-- STATED EXERCISE --
Please return the records word for word, beginning at their first line and stopping after the line that contains "y-tick-label: 200 bbox=[59, 303, 90, 323]".

-- Start of RECORDS FOR THIS TASK --

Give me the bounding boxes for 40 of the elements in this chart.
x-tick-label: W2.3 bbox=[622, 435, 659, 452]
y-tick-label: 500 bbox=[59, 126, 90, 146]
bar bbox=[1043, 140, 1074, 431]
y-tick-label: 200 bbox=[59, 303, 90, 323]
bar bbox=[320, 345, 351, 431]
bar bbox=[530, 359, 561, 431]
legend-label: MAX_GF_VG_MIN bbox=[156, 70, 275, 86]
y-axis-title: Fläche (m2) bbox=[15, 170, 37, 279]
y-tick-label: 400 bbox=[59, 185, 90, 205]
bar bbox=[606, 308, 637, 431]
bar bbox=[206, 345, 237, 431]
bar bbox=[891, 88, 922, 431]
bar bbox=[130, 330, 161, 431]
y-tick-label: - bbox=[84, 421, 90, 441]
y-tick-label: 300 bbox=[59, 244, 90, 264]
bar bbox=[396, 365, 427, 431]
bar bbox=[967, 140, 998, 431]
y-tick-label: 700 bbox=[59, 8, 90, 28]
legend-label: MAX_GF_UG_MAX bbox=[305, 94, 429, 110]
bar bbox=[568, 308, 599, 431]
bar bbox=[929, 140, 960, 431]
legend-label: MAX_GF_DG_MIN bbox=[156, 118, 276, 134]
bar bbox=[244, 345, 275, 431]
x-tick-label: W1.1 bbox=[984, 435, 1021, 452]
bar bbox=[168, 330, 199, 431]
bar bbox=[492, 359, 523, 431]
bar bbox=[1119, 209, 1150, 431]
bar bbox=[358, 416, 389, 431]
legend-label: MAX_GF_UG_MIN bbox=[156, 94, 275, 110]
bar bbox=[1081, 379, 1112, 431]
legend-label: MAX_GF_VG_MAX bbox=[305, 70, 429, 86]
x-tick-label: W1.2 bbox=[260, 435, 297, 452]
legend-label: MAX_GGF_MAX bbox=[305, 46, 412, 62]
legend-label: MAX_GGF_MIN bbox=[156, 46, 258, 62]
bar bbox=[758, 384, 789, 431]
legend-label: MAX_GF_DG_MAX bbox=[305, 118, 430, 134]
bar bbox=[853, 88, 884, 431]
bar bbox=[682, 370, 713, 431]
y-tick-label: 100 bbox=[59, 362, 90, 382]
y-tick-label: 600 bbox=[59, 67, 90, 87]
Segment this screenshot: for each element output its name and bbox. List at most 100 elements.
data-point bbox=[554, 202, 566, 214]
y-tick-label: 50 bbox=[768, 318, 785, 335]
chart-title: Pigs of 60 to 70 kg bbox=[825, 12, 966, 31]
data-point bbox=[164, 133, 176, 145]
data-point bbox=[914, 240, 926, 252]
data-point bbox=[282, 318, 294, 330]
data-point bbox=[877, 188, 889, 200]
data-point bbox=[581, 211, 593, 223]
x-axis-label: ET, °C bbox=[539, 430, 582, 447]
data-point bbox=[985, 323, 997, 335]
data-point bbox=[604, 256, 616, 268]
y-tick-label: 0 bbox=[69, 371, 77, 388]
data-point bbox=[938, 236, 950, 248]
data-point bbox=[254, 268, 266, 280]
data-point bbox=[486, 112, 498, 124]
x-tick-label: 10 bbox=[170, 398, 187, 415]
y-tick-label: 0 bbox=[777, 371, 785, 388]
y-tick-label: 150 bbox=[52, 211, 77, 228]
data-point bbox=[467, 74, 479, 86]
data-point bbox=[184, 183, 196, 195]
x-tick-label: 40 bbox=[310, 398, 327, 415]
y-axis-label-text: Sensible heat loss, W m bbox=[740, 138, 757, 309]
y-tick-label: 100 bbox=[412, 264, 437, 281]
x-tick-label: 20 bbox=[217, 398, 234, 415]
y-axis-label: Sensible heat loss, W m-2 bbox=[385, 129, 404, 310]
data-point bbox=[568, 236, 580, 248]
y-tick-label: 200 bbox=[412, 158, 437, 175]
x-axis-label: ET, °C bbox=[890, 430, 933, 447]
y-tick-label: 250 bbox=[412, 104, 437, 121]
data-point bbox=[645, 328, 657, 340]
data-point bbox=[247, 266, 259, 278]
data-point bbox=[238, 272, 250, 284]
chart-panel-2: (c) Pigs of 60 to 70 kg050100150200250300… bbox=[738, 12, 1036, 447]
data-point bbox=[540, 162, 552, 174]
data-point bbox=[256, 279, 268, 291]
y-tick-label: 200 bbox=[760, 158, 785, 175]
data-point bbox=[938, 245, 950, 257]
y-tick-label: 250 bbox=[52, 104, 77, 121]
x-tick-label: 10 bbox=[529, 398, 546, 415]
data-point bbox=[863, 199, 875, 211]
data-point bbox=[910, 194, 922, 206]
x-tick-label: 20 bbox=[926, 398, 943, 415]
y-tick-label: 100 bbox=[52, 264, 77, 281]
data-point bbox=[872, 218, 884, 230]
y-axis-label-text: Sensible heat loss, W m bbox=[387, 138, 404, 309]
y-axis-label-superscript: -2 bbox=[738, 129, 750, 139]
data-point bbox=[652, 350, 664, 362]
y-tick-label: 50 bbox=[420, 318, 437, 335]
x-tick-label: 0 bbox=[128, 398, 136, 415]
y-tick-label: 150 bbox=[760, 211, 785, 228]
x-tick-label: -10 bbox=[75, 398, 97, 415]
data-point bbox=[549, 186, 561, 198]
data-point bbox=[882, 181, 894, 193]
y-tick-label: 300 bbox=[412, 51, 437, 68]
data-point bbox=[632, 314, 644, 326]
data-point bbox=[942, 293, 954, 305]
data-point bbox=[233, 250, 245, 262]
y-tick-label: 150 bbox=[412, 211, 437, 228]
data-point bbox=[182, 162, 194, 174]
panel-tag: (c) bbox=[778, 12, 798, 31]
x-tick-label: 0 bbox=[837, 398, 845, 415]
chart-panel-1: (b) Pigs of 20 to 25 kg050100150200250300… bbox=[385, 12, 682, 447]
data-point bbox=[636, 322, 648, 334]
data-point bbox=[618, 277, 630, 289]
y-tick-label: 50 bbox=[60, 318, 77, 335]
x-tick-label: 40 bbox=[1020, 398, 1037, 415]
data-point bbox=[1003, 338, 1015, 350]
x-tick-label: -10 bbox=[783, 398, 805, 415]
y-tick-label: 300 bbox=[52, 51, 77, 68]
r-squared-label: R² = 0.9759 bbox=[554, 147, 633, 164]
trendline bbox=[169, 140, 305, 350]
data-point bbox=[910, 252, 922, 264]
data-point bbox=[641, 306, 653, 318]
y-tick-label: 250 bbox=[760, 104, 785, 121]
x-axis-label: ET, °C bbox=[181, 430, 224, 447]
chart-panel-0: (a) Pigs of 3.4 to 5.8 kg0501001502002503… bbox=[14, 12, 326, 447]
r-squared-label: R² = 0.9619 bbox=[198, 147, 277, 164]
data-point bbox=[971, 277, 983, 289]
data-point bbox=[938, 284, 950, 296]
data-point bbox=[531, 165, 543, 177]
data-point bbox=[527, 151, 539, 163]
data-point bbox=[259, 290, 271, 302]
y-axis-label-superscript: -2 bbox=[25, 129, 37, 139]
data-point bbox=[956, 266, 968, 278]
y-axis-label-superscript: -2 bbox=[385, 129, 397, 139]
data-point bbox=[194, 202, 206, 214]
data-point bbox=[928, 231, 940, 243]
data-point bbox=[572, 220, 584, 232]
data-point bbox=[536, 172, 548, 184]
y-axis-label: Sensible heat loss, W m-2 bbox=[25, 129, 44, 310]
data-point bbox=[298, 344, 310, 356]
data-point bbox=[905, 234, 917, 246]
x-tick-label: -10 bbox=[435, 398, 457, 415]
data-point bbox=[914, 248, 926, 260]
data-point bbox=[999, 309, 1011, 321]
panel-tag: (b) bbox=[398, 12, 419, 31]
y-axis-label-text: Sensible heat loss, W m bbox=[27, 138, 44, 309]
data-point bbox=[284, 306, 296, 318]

-- End of RECORDS FOR THIS TASK --

-- EXERCISE SOLUTION --
Give me the bounding boxes for 40 of the elements in this chart.
x-tick-label: W2.3 bbox=[622, 435, 659, 452]
y-tick-label: 500 bbox=[59, 126, 90, 146]
bar bbox=[1043, 140, 1074, 431]
y-tick-label: 200 bbox=[59, 303, 90, 323]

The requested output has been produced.